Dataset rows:
★ ★ ★ ★

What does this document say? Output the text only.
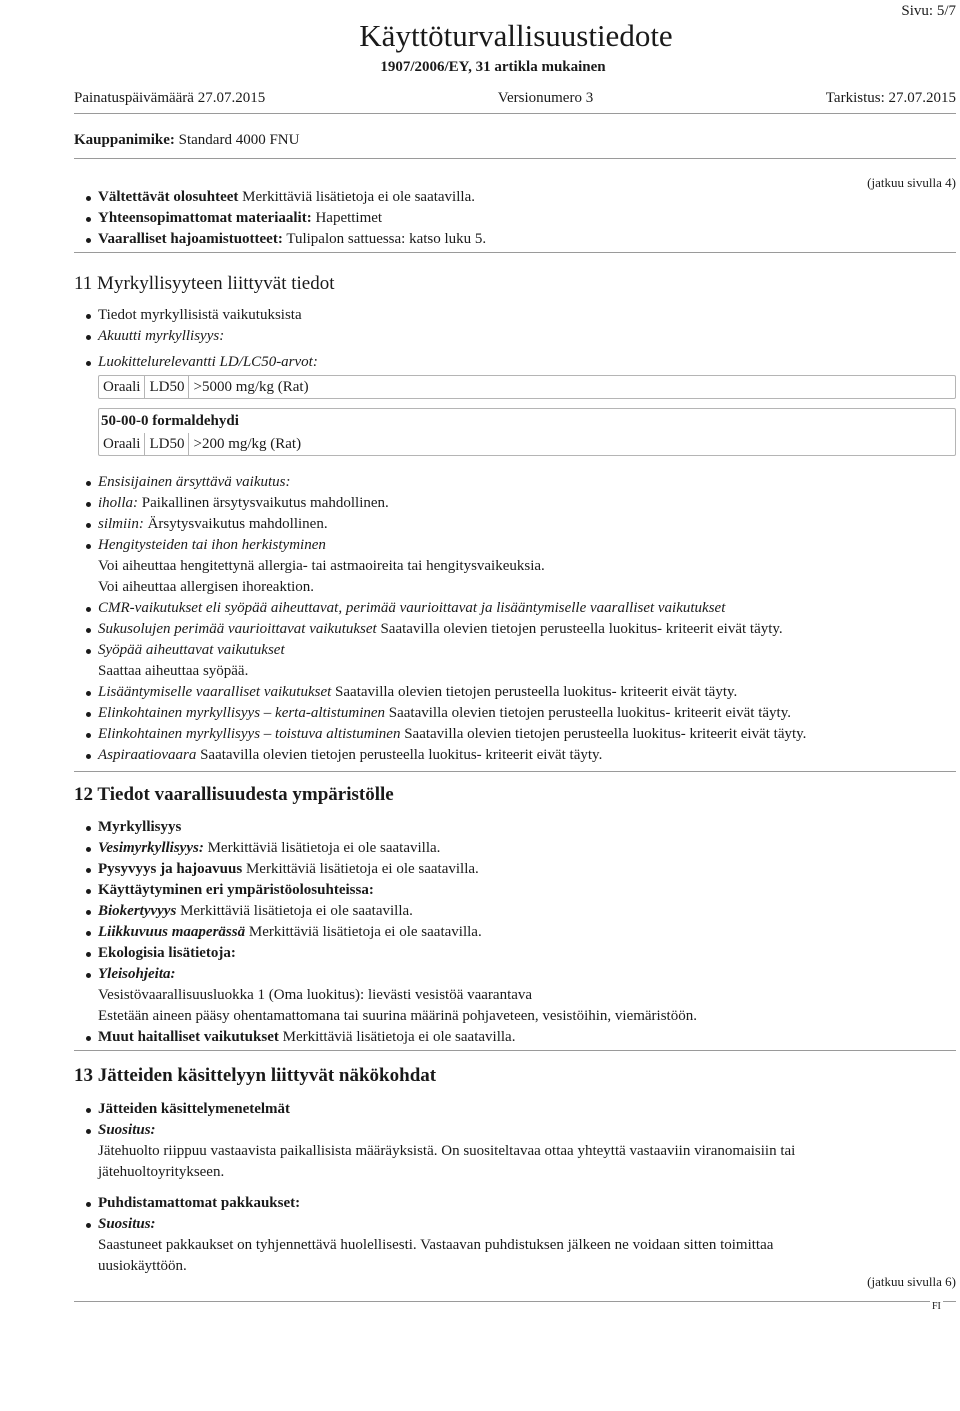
Sivu: 5/7
Käyttöturvallisuustiedote
1907/2006/EY, 31 artikla mukainen
Painatuspäivämäärä 27.07.2015	Versionumero 3	Tarkistus: 27.07.2015
Kauppanimike: Standard 4000 FNU
(jatkuu sivulla 4)
Vältettävät olosuhteet Merkittäviä lisätietoja ei ole saatavilla.
Yhteensopimattomat materiaalit: Hapettimet
Vaaralliset hajoamistuotteet: Tulipalon sattuessa: katso luku 5.
11 Myrkyllisyyteen liittyvät tiedot
Tiedot myrkyllisistä vaikutuksista
Akuutti myrkyllisyys:
Luokittelurelevantti LD/LC50-arvot:
Oraali LD50 >5000 mg/kg (Rat)
50-00-0 formaldehydi
Oraali LD50 >200 mg/kg (Rat)
Ensisijainen ärsyttävä vaikutus:
iholla: Paikallinen ärsytysvaikutus mahdollinen.
silmiin: Ärsytysvaikutus mahdollinen.
Hengitysteiden tai ihon herkistyminen
Voi aiheuttaa hengitettynä allergia- tai astmaoireita tai hengitysvaikeuksia.
Voi aiheuttaa allergisen ihoreaktion.
CMR-vaikutukset eli syöpää aiheuttavat, perimää vaurioittavat ja lisääntymiselle vaaralliset vaikutukset
Sukusolujen perimää vaurioittavat vaikutukset Saatavilla olevien tietojen perusteella luokitus- kriteerit eivät täyty.
Syöpää aiheuttavat vaikutukset
Saattaa aiheuttaa syöpää.
Lisääntymiselle vaaralliset vaikutukset Saatavilla olevien tietojen perusteella luokitus- kriteerit eivät täyty.
Elinkohtainen myrkyllisyys – kerta-altistuminen Saatavilla olevien tietojen perusteella luokitus- kriteerit eivät täyty.
Elinkohtainen myrkyllisyys – toistuva altistuminen Saatavilla olevien tietojen perusteella luokitus- kriteerit eivät täyty.
Aspiraatiovaara Saatavilla olevien tietojen perusteella luokitus- kriteerit eivät täyty.
12 Tiedot vaarallisuudesta ympäristölle
Myrkyllisyys
Vesimyrkyllisyys: Merkittäviä lisätietoja ei ole saatavilla.
Pysyvyys ja hajoavuus Merkittäviä lisätietoja ei ole saatavilla.
Käyttäytyminen eri ympäristöolosuhteissa:
Biokertyvyys Merkittäviä lisätietoja ei ole saatavilla.
Liikkuvuus maaperässä Merkittäviä lisätietoja ei ole saatavilla.
Ekologisia lisätietoja:
Yleisohjeita:
Vesistövaarallisuusluokka 1 (Oma luokitus): lievästi vesistöä vaarantava
Estetään aineen pääsy ohentamattomana tai suurina määrinä pohjaveteen, vesistöihin, viemäristöön.
Muut haitalliset vaikutukset Merkittäviä lisätietoja ei ole saatavilla.
13 Jätteiden käsittelyyn liittyvät näkökohdat
Jätteiden käsittelymenetelmät
Suositus:
Jätehuolto riippuu vastaavista paikallisista määräyksistä. On suositeltavaa ottaa yhteyttä vastaaviin viranomaisiin tai
jätehuoltoyritykseen.
Puhdistamattomat pakkaukset:
Suositus:
Saastuneet pakkaukset on tyhjennettävä huolellisesti. Vastaavan puhdistuksen jälkeen ne voidaan sitten toimittaa
uusiokäyttöön.
(jatkuu sivulla 6)
FI
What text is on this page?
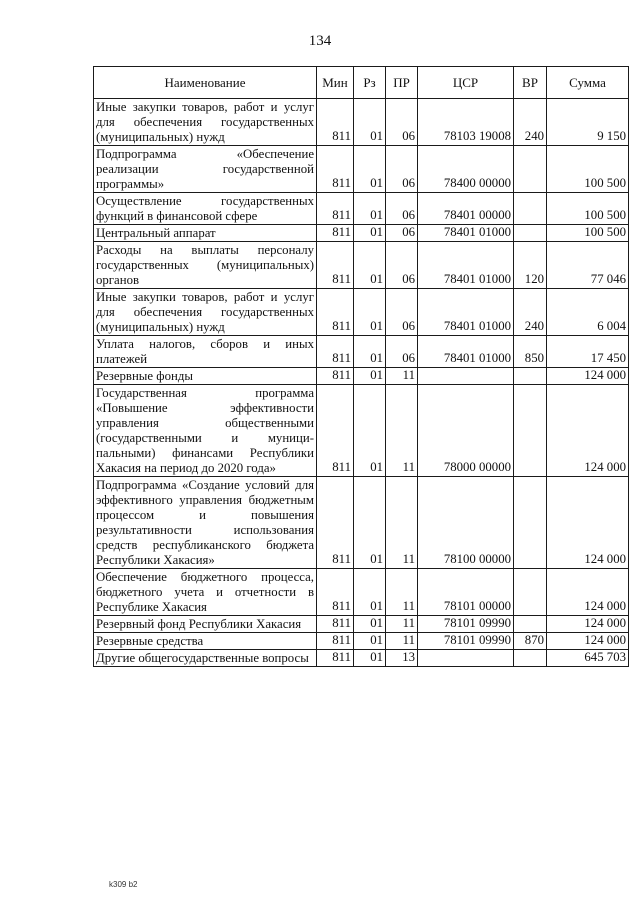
134
Наименование	Мин	Рз	ПР	ЦСР	ВР	Сумма
Иные закупки товаров, работ и услуг для обеспечения государственных (муниципальных) нужд	811	01	06	78103 19008	240	9 150
Подпрограмма «Обеспечение реализации государственной программы»	811	01	06	78400 00000		100 500
Осуществление государственных функций в финансовой сфере	811	01	06	78401 00000		100 500
Центральный аппарат	811	01	06	78401 01000		100 500
Расходы на выплаты персоналу государственных (муниципальных) органов	811	01	06	78401 01000	120	77 046
Иные закупки товаров, работ и услуг для обеспечения государственных (муниципальных) нужд	811	01	06	78401 01000	240	6 004
Уплата налогов, сборов и иных платежей	811	01	06	78401 01000	850	17 450
Резервные фонды	811	01	11			124 000
Государственная программа «Повышение эффективности управления общественными (государственными и муниципальными) финансами Республики Хакасия на период до 2020 года»	811	01	11	78000 00000		124 000
Подпрограмма «Создание условий для эффективного управления бюджетным процессом и повышения результативности использования средств республиканского бюджета Республики Хакасия»	811	01	11	78100 00000		124 000
Обеспечение бюджетного процесса, бюджетного учета и отчетности в Республике Хакасия	811	01	11	78101 00000		124 000
Резервный фонд Республики Хакасия	811	01	11	78101 09990		124 000
Резервные средства	811	01	11	78101 09990	870	124 000
Другие общегосударственные вопросы	811	01	13			645 703
k309 b2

★ ★ ★ ★

• SET TASK
Quote all the lines above exactly as given. Do not include the pictures.

• ANSWER TO THIS EXERCISE
What does this document say? Output the text only.
Sivu: 5/7
Käyttöturvallisuustiedote
1907/2006/EY, 31 artikla mukainen
Painatuspäivämäärä 27.07.2015	Versionumero 3	Tarkistus: 27.07.2015
Kauppanimike: Standard 4000 FNU
(jatkuu sivulla 4)
Vältettävät olosuhteet Merkittäviä lisätietoja ei ole saatavilla.
Yhteensopimattomat materiaalit: Hapettimet
Vaaralliset hajoamistuotteet: Tulipalon sattuessa: katso luku 5.
11 Myrkyllisyyteen liittyvät tiedot
Tiedot myrkyllisistä vaikutuksista
Akuutti myrkyllisyys:
Luokittelurelevantti LD/LC50-arvot:
Oraali LD50 >5000 mg/kg (Rat)
50-00-0 formaldehydi
Oraali LD50 >200 mg/kg (Rat)
Ensisijainen ärsyttävä vaikutus:
iholla: Paikallinen ärsytysvaikutus mahdollinen.
silmiin: Ärsytysvaikutus mahdollinen.
Hengitysteiden tai ihon herkistyminen
Voi aiheuttaa hengitettynä allergia- tai astmaoireita tai hengitysvaikeuksia.
Voi aiheuttaa allergisen ihoreaktion.
CMR-vaikutukset eli syöpää aiheuttavat, perimää vaurioittavat ja lisääntymiselle vaaralliset vaikutukset
Sukusolujen perimää vaurioittavat vaikutukset Saatavilla olevien tietojen perusteella luokitus- kriteerit eivät täyty.
Syöpää aiheuttavat vaikutukset
Saattaa aiheuttaa syöpää.
Lisääntymiselle vaaralliset vaikutukset Saatavilla olevien tietojen perusteella luokitus- kriteerit eivät täyty.
Elinkohtainen myrkyllisyys – kerta-altistuminen Saatavilla olevien tietojen perusteella luokitus- kriteerit eivät täyty.
Elinkohtainen myrkyllisyys – toistuva altistuminen Saatavilla olevien tietojen perusteella luokitus- kriteerit eivät täyty.
Aspiraatiovaara Saatavilla olevien tietojen perusteella luokitus- kriteerit eivät täyty.
12 Tiedot vaarallisuudesta ympäristölle
Myrkyllisyys
Vesimyrkyllisyys: Merkittäviä lisätietoja ei ole saatavilla.
Pysyvyys ja hajoavuus Merkittäviä lisätietoja ei ole saatavilla.
Käyttäytyminen eri ympäristöolosuhteissa:
Biokertyvyys Merkittäviä lisätietoja ei ole saatavilla.
Liikkuvuus maaperässä Merkittäviä lisätietoja ei ole saatavilla.
Ekologisia lisätietoja:
Yleisohjeita:
Vesistövaarallisuusluokka 1 (Oma luokitus): lievästi vesistöä vaarantava
Estetään aineen pääsy ohentamattomana tai suurina määrinä pohjaveteen, vesistöihin, viemäristöön.
Muut haitalliset vaikutukset Merkittäviä lisätietoja ei ole saatavilla.
13 Jätteiden käsittelyyn liittyvät näkökohdat
Jätteiden käsittelymenetelmät
Suositus:
Jätehuolto riippuu vastaavista paikallisista määräyksistä. On suositeltavaa ottaa yhteyttä vastaaviin viranomaisiin tai
jätehuoltoyritykseen.
Puhdistamattomat pakkaukset:
Suositus:
Saastuneet pakkaukset on tyhjennettävä huolellisesti. Vastaavan puhdistuksen jälkeen ne voidaan sitten toimittaa
uusiokäyttöön.
(jatkuu sivulla 6)
FI
What text is on this page?
134
Наименование	Мин	Рз	ПР	ЦСР	ВР	Сумма
Иные закупки товаров, работ и услуг для обеспечения государственных (муниципальных) нужд	811	01	06	78103 19008	240	9 150
Подпрограмма «Обеспечение реализации государственной программы»	811	01	06	78400 00000		100 500
Осуществление государственных функций в финансовой сфере	811	01	06	78401 00000		100 500
Центральный аппарат	811	01	06	78401 01000		100 500
Расходы на выплаты персоналу государственных (муниципальных) органов	811	01	06	78401 01000	120	77 046
Иные закупки товаров, работ и услуг для обеспечения государственных (муниципальных) нужд	811	01	06	78401 01000	240	6 004
Уплата налогов, сборов и иных платежей	811	01	06	78401 01000	850	17 450
Резервные фонды	811	01	11			124 000
Государственная программа «Повышение эффективности управления общественными (государственными и муниципальными) финансами Республики Хакасия на период до 2020 года»	811	01	11	78000 00000		124 000
Подпрограмма «Создание условий для эффективного управления бюджетным процессом и повышения результативности использования средств республиканского бюджета Республики Хакасия»	811	01	11	78100 00000		124 000
Обеспечение бюджетного процесса, бюджетного учета и отчетности в Республике Хакасия	811	01	11	78101 00000		124 000
Резервный фонд Республики Хакасия	811	01	11	78101 09990		124 000
Резервные средства	811	01	11	78101 09990	870	124 000
Другие общегосударственные вопросы	811	01	13			645 703
k309 b2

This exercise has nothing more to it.